— START SOURCE DATA —
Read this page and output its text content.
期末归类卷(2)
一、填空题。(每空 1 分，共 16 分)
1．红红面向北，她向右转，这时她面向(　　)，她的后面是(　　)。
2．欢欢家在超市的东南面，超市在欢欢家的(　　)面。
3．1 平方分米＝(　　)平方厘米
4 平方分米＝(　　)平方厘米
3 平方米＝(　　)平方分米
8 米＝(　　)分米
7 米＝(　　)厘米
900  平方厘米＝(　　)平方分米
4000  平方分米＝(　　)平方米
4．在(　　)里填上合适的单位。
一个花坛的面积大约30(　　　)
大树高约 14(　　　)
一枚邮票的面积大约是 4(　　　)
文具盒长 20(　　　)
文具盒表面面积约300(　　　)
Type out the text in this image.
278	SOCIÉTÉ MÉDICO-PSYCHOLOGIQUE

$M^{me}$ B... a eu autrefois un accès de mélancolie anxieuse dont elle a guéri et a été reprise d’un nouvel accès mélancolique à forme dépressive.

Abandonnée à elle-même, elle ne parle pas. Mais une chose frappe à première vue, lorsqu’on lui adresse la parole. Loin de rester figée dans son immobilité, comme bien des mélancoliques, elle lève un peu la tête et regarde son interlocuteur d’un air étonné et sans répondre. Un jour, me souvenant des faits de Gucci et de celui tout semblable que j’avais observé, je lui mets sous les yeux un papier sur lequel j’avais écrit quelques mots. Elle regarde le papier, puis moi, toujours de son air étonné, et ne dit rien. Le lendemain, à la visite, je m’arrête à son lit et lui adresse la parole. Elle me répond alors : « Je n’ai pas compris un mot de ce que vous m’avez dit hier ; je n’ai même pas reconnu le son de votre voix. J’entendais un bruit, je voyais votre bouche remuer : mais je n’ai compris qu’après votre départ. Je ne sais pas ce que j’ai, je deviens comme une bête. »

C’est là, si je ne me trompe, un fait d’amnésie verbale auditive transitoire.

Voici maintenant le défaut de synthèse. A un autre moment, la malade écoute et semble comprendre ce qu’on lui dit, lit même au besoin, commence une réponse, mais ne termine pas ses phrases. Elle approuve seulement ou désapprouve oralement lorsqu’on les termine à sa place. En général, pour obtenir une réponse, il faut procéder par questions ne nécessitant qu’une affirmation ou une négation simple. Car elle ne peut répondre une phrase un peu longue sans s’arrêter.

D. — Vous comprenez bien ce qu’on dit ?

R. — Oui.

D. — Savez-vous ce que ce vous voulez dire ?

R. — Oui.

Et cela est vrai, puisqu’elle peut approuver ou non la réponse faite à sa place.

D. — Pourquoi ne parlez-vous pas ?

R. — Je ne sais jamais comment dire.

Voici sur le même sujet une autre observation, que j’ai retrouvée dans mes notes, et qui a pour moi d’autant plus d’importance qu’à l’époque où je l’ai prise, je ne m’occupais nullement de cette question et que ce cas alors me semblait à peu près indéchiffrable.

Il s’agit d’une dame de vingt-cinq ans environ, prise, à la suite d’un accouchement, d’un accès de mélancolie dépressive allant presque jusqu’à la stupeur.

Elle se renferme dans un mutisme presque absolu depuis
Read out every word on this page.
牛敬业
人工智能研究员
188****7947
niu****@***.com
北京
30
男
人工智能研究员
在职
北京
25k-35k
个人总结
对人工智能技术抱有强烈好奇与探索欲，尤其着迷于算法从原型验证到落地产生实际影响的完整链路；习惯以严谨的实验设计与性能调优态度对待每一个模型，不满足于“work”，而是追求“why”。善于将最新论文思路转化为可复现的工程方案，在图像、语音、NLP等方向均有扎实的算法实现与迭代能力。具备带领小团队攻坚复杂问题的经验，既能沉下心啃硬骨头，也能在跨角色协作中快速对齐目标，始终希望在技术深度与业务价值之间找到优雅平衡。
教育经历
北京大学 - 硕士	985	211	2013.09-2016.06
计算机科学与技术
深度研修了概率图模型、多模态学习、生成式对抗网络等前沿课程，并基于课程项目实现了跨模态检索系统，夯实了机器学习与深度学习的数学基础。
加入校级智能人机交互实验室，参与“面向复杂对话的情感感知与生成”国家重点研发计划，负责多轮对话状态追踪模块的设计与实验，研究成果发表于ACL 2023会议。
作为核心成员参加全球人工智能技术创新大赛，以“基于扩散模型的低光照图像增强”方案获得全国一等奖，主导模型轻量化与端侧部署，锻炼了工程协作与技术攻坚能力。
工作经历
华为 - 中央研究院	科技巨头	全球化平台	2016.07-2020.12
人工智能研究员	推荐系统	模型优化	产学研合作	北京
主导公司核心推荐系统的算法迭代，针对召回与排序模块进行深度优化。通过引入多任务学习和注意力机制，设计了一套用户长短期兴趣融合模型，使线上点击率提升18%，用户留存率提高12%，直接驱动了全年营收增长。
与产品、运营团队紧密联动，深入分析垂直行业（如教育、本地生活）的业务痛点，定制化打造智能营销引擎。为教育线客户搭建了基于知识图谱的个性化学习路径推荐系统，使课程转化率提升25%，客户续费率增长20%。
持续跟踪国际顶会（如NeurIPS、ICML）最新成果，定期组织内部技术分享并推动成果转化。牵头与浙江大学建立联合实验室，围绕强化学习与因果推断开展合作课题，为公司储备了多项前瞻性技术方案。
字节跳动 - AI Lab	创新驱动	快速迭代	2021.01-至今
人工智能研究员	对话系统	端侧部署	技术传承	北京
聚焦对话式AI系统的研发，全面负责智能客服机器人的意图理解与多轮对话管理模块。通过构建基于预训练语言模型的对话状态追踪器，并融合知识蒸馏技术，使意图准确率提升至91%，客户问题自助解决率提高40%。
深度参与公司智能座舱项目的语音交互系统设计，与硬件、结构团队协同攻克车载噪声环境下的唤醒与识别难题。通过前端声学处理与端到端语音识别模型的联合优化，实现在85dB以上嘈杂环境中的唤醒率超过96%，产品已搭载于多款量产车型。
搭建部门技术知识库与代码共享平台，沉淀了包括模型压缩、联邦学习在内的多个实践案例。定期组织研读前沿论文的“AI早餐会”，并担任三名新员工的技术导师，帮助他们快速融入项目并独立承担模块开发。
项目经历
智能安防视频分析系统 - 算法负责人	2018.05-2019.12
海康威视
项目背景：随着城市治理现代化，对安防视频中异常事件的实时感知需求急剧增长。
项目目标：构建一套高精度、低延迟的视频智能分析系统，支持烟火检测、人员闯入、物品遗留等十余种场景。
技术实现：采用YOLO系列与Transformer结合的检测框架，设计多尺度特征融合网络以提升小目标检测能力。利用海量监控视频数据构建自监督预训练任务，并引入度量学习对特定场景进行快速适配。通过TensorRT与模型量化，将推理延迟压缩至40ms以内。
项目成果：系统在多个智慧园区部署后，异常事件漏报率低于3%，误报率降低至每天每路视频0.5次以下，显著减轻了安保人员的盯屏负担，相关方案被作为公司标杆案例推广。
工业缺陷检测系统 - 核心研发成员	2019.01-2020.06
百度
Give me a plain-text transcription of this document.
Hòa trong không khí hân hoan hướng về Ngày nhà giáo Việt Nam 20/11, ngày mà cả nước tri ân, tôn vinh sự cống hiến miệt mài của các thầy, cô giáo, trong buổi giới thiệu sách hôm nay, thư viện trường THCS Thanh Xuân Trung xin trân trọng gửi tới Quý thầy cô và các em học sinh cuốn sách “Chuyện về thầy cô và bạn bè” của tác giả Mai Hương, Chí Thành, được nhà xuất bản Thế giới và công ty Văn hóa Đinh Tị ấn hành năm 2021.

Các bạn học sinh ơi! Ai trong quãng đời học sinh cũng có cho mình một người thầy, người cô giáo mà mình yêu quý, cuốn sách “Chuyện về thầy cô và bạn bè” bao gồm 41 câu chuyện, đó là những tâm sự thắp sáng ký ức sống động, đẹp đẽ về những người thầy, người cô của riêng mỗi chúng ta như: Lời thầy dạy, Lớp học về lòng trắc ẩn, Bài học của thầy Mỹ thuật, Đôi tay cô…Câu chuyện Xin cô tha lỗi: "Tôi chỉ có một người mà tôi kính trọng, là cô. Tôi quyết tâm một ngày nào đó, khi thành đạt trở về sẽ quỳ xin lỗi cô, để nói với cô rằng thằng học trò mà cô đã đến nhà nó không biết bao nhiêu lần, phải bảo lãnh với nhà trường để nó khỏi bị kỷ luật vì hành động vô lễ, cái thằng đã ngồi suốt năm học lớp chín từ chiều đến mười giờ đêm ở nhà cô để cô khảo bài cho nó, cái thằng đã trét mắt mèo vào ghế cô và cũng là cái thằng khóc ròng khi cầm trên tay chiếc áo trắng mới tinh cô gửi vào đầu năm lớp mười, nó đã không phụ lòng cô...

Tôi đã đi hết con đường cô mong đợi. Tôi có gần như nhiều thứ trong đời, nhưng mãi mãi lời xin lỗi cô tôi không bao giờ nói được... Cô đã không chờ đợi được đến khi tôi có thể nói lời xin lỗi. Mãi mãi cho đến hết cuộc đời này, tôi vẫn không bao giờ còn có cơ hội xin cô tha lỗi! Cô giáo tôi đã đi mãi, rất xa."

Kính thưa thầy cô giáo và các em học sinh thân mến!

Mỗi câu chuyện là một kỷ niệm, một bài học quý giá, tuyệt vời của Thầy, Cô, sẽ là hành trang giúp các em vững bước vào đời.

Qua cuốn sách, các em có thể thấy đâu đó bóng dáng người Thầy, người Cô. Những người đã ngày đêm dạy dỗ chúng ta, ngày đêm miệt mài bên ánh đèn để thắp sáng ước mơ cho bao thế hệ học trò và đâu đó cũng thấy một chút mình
— END SOURCE DATA —
### [PROBLEM REQUIREMENTS]
Go through the records. Copy each line where "alors" appears.

### [EXERCISE SOLUTION]
Abandonnée à elle-même, elle ne parle pas. Mais une chose frappe à première vue, lorsqu’on lui adresse la parole. Loin de rester figée dans son immobilité, comme bien des mélancoliques, elle lève un peu la tête et regarde son interlocuteur d’un air étonné et sans répondre. Un jour, me souvenant des faits de Gucci et de celui tout semblable que j’avais observé, je lui mets sous les yeux un papier sur lequel j’avais écrit quelques mots. Elle regarde le papier, puis moi, toujours de son air étonné, et ne dit rien. Le lendemain, à la visite, je m’arrête à son lit et lui adresse la parole. Elle me répond alors : « Je n’ai pas compris un mot de ce que vous m’avez dit hier ; je n’ai même pas reconnu le son de votre voix. J’entendais un bruit, je voyais votre bouche remuer : mais je n’ai compris qu’après votre départ. Je ne sais pas ce que j’ai, je deviens comme une bête. »
Voici sur le même sujet une autre observation, que j’ai retrouvée dans mes notes, et qui a pour moi d’autant plus d’importance qu’à l’époque où je l’ai prise, je ne m’occupais nullement de cette question et que ce cas alors me semblait à peu près indéchiffrable.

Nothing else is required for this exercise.